=== Aim of the exercise ===
Write out every entry word for word.

=== Supplied entries ===
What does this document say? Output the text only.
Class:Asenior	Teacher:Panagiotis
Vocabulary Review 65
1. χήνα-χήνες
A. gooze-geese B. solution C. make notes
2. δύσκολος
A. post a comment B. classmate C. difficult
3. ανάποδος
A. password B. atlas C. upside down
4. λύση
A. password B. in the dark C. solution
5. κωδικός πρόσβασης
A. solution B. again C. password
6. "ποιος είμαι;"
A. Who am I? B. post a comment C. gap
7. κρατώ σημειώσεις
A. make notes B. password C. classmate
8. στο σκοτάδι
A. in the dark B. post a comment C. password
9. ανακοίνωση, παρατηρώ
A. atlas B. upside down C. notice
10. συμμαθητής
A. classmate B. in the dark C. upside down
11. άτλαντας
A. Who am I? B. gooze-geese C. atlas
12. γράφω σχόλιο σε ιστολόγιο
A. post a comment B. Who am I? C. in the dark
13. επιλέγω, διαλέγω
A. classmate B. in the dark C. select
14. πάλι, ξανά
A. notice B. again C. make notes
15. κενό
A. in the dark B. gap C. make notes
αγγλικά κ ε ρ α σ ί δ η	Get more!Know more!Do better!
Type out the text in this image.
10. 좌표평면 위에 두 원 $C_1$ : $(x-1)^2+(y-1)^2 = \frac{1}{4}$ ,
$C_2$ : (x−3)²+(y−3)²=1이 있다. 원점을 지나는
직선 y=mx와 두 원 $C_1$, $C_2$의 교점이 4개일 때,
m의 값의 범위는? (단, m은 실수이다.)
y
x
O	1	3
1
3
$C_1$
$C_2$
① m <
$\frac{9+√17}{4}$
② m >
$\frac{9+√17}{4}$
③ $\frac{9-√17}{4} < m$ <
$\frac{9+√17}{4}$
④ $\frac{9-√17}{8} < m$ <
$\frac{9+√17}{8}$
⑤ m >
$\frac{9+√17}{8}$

=== Exercise solution ===
What does this document say? Output the text only.
Class:Asenior	Teacher:Panagiotis
Vocabulary Review 65
1. χήνα-χήνες
A. gooze-geese B. solution C. make notes
2. δύσκολος
A. post a comment B. classmate C. difficult
3. ανάποδος
A. password B. atlas C. upside down
4. λύση
A. password B. in the dark C. solution
5. κωδικός πρόσβασης
A. solution B. again C. password
6. "ποιος είμαι;"
A. Who am I? B. post a comment C. gap
7. κρατώ σημειώσεις
A. make notes B. password C. classmate
8. στο σκοτάδι
A. in the dark B. post a comment C. password
9. ανακοίνωση, παρατηρώ
A. atlas B. upside down C. notice
10. συμμαθητής
A. classmate B. in the dark C. upside down
11. άτλαντας
A. Who am I? B. gooze-geese C. atlas
12. γράφω σχόλιο σε ιστολόγιο
A. post a comment B. Who am I? C. in the dark
13. επιλέγω, διαλέγω
A. classmate B. in the dark C. select
14. πάλι, ξανά
A. notice B. again C. make notes
15. κενό
A. in the dark B. gap C. make notes
αγγλικά κ ε ρ α σ ί δ η	Get more!Know more!Do better!
Type out the text in this image.
10. 좌표평면 위에 두 원 $C_1$ : $(x-1)^2+(y-1)^2 = \frac{1}{4}$ ,
$C_2$ : (x−3)²+(y−3)²=1이 있다. 원점을 지나는
직선 y=mx와 두 원 $C_1$, $C_2$의 교점이 4개일 때,
m의 값의 범위는? (단, m은 실수이다.)
y
x
O	1	3
1
3
$C_1$
$C_2$
① m <
$\frac{9+√17}{4}$
② m >
$\frac{9+√17}{4}$
③ $\frac{9-√17}{4} < m$ <
$\frac{9+√17}{4}$
④ $\frac{9-√17}{8} < m$ <
$\frac{9+√17}{8}$
⑤ m >
$\frac{9+√17}{8}$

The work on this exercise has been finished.